===== DATA FOR THE TASK =====

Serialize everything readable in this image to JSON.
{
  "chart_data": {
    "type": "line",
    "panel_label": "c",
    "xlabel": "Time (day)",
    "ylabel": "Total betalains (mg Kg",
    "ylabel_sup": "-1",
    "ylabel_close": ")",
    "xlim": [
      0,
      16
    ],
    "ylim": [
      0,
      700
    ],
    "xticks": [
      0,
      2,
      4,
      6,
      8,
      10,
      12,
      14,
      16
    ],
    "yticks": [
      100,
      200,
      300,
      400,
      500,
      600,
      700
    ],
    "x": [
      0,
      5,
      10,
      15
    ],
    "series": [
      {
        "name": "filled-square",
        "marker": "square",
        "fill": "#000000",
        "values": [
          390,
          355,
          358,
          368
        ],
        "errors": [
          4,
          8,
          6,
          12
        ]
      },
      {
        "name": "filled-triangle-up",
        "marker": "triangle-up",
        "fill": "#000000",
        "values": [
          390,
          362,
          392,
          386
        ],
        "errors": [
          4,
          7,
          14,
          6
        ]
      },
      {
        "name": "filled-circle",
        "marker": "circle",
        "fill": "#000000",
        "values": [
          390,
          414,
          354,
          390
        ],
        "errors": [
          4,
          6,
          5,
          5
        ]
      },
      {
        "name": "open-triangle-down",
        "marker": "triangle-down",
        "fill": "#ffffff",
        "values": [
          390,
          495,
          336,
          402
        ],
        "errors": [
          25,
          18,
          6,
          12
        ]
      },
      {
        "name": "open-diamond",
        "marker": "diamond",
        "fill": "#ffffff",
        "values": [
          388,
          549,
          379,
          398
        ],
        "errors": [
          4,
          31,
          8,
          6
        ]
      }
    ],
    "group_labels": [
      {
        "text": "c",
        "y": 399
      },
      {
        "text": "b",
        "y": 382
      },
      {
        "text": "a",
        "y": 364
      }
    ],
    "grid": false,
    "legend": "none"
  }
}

=====

EXERCISE
Using the entries above, find all lines with "filled". Copy them.

RESULT FOR THIS TASK
        "name": "filled-square",
        "name": "filled-triangle-up",
        "name": "filled-circle",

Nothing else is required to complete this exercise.